- _Short task_:
Write each line out exactly, leaving none out.

*** Dataset extract

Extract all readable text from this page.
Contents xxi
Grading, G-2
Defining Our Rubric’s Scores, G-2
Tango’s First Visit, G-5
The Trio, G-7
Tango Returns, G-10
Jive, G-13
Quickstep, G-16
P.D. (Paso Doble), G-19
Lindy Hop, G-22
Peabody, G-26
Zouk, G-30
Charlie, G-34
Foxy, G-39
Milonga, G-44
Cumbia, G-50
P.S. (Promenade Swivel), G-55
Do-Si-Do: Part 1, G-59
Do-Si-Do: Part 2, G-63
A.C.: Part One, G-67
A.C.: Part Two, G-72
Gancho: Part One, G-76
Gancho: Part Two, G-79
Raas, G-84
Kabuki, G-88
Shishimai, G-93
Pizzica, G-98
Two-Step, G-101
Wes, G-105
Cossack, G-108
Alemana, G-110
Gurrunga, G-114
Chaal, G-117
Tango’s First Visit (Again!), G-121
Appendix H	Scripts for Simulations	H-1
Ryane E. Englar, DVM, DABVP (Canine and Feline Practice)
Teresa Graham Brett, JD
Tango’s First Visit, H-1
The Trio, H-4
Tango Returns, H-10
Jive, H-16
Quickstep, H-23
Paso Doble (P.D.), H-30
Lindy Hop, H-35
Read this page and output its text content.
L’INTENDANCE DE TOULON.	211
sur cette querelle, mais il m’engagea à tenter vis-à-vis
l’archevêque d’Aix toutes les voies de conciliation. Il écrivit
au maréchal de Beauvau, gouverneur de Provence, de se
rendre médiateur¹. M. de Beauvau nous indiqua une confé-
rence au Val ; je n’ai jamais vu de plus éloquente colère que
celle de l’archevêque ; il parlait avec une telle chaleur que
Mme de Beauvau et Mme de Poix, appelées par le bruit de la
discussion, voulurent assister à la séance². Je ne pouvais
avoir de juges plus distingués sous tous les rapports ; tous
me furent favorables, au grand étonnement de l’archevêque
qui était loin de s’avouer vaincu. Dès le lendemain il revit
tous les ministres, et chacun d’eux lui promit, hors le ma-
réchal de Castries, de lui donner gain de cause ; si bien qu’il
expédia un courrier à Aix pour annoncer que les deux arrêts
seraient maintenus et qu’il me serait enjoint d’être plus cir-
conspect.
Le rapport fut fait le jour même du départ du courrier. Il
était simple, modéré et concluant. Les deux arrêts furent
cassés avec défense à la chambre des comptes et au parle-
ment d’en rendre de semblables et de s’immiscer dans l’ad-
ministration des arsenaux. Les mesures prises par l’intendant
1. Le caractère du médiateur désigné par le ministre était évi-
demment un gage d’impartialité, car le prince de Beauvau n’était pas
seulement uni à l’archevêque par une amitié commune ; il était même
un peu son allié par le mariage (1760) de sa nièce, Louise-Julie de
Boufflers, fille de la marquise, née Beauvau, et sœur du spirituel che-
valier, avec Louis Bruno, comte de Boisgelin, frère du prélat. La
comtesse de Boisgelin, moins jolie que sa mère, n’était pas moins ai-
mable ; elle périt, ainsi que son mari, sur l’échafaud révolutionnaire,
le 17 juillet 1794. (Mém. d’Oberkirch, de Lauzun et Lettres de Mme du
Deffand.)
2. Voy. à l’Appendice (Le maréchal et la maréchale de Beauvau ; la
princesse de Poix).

******

- _Solution for this exercise_:
Extract all readable text from this page.
Contents xxi
Grading, G-2
Defining Our Rubric’s Scores, G-2
Tango’s First Visit, G-5
The Trio, G-7
Tango Returns, G-10
Jive, G-13
Quickstep, G-16
P.D. (Paso Doble), G-19
Lindy Hop, G-22
Peabody, G-26
Zouk, G-30
Charlie, G-34
Foxy, G-39
Milonga, G-44
Cumbia, G-50
P.S. (Promenade Swivel), G-55
Do-Si-Do: Part 1, G-59
Do-Si-Do: Part 2, G-63
A.C.: Part One, G-67
A.C.: Part Two, G-72
Gancho: Part One, G-76
Gancho: Part Two, G-79
Raas, G-84
Kabuki, G-88
Shishimai, G-93
Pizzica, G-98
Two-Step, G-101
Wes, G-105
Cossack, G-108
Alemana, G-110
Gurrunga, G-114
Chaal, G-117
Tango’s First Visit (Again!), G-121
Appendix H	Scripts for Simulations	H-1
Ryane E. Englar, DVM, DABVP (Canine and Feline Practice)
Teresa Graham Brett, JD
Tango’s First Visit, H-1
The Trio, H-4
Tango Returns, H-10
Jive, H-16
Quickstep, H-23
Paso Doble (P.D.), H-30
Lindy Hop, H-35
Read this page and output its text content.
L’INTENDANCE DE TOULON.	211
sur cette querelle, mais il m’engagea à tenter vis-à-vis
l’archevêque d’Aix toutes les voies de conciliation. Il écrivit
au maréchal de Beauvau, gouverneur de Provence, de se
rendre médiateur¹. M. de Beauvau nous indiqua une confé-
rence au Val ; je n’ai jamais vu de plus éloquente colère que
celle de l’archevêque ; il parlait avec une telle chaleur que
Mme de Beauvau et Mme de Poix, appelées par le bruit de la
discussion, voulurent assister à la séance². Je ne pouvais
avoir de juges plus distingués sous tous les rapports ; tous
me furent favorables, au grand étonnement de l’archevêque
qui était loin de s’avouer vaincu. Dès le lendemain il revit
tous les ministres, et chacun d’eux lui promit, hors le ma-
réchal de Castries, de lui donner gain de cause ; si bien qu’il
expédia un courrier à Aix pour annoncer que les deux arrêts
seraient maintenus et qu’il me serait enjoint d’être plus cir-
conspect.
Le rapport fut fait le jour même du départ du courrier. Il
était simple, modéré et concluant. Les deux arrêts furent
cassés avec défense à la chambre des comptes et au parle-
ment d’en rendre de semblables et de s’immiscer dans l’ad-
ministration des arsenaux. Les mesures prises par l’intendant
1. Le caractère du médiateur désigné par le ministre était évi-
demment un gage d’impartialité, car le prince de Beauvau n’était pas
seulement uni à l’archevêque par une amitié commune ; il était même
un peu son allié par le mariage (1760) de sa nièce, Louise-Julie de
Boufflers, fille de la marquise, née Beauvau, et sœur du spirituel che-
valier, avec Louis Bruno, comte de Boisgelin, frère du prélat. La
comtesse de Boisgelin, moins jolie que sa mère, n’était pas moins ai-
mable ; elle périt, ainsi que son mari, sur l’échafaud révolutionnaire,
le 17 juillet 1794. (Mém. d’Oberkirch, de Lauzun et Lettres de Mme du
Deffand.)
2. Voy. à l’Appendice (Le maréchal et la maréchale de Beauvau ; la
princesse de Poix).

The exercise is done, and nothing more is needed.